→ Instructions to follow
Pick out each of the lines below that contains the string "image", and copy those lines in full.
------------------------------------
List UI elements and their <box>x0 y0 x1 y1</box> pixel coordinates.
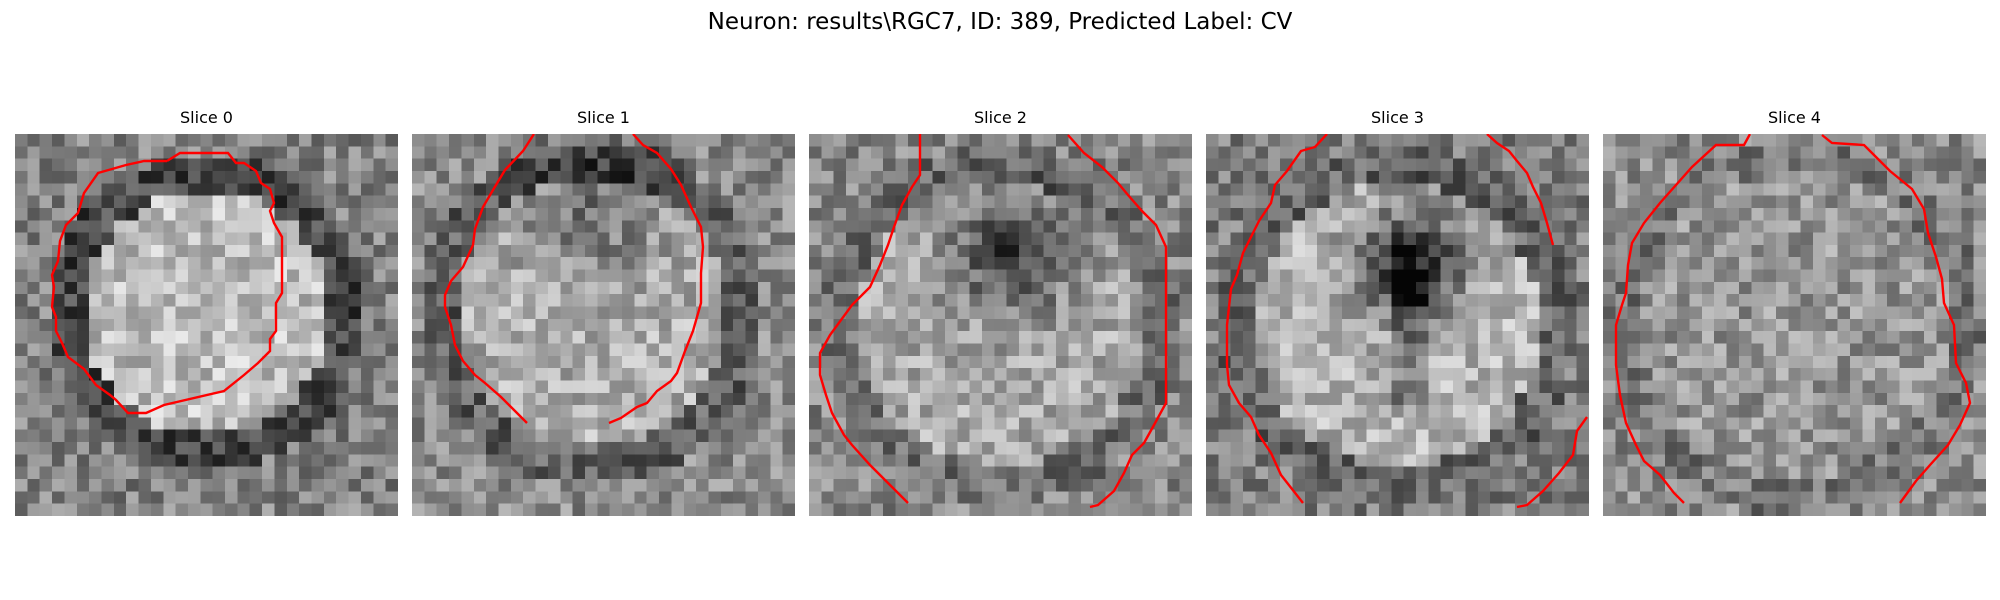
slice-title: Slice 3 <box>1371 108 1424 127</box>
roi-contour-0 <box>50 151 284 415</box>
grayscale-micrograph <box>15 134 398 516</box>
roi-contour-3 <box>1225 134 1588 509</box>
slice-panel-0: Slice 0 <box>15 108 398 516</box>
slice-image-2 <box>809 134 1192 516</box>
slice-image-0 <box>15 134 398 516</box>
roi-contour-4 <box>1614 134 1972 504</box>
slice-panel-1: Slice 1 <box>412 108 795 516</box>
grayscale-micrograph <box>412 134 795 516</box>
grayscale-micrograph <box>1603 134 1986 516</box>
slice-panel-3: Slice 3 <box>1206 108 1589 516</box>
slice-image-1 <box>412 134 795 516</box>
roi-contour-2 <box>818 134 1168 509</box>
figure-title: Neuron: results\RGC7, ID: 389, Predicted… <box>707 9 1293 35</box>
slice-title: Slice 1 <box>577 108 630 127</box>
slice-title: Slice 0 <box>180 108 233 127</box>
slice-panel-4: Slice 4 <box>1603 108 1986 516</box>
slice-panel-2: Slice 2 <box>809 108 1192 516</box>
slice-image-4 <box>1603 134 1986 516</box>
grayscale-micrograph <box>809 134 1192 516</box>
slice-title: Slice 4 <box>1768 108 1821 127</box>
slice-image-3 <box>1206 134 1589 516</box>
slice-title: Slice 2 <box>974 108 1027 127</box>
roi-contour-1 <box>443 134 705 425</box>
------------------------------------
→ The result
slice-image-2 <box>809 134 1192 516</box>
slice-image-0 <box>15 134 398 516</box>
slice-image-1 <box>412 134 795 516</box>
slice-image-4 <box>1603 134 1986 516</box>
slice-image-3 <box>1206 134 1589 516</box>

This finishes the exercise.